[START RECORDS]
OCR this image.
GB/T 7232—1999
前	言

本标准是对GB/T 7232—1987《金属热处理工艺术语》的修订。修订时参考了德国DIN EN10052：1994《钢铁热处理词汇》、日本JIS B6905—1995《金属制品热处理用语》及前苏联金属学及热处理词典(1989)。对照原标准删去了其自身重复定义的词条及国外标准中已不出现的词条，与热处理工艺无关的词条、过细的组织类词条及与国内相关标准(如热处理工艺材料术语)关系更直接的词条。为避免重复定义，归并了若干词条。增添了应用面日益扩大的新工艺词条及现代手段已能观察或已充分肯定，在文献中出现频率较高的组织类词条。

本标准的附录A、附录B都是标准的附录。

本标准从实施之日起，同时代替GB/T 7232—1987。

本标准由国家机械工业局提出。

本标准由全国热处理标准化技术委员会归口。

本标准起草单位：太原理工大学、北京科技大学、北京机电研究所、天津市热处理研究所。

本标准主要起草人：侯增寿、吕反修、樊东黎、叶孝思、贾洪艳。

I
[END RECORDS]
- INSTRUCTIONS FOR THE TASK -
All of the entries above need to be reproduced exactly.

- FINAL RESULT -
OCR this image.
GB/T 7232—1999
前	言

本标准是对GB/T 7232—1987《金属热处理工艺术语》的修订。修订时参考了德国DIN EN10052：1994《钢铁热处理词汇》、日本JIS B6905—1995《金属制品热处理用语》及前苏联金属学及热处理词典(1989)。对照原标准删去了其自身重复定义的词条及国外标准中已不出现的词条，与热处理工艺无关的词条、过细的组织类词条及与国内相关标准(如热处理工艺材料术语)关系更直接的词条。为避免重复定义，归并了若干词条。增添了应用面日益扩大的新工艺词条及现代手段已能观察或已充分肯定，在文献中出现频率较高的组织类词条。

本标准的附录A、附录B都是标准的附录。

本标准从实施之日起，同时代替GB/T 7232—1987。

本标准由国家机械工业局提出。

本标准由全国热处理标准化技术委员会归口。

本标准起草单位：太原理工大学、北京科技大学、北京机电研究所、天津市热处理研究所。

本标准主要起草人：侯增寿、吕反修、樊东黎、叶孝思、贾洪艳。

I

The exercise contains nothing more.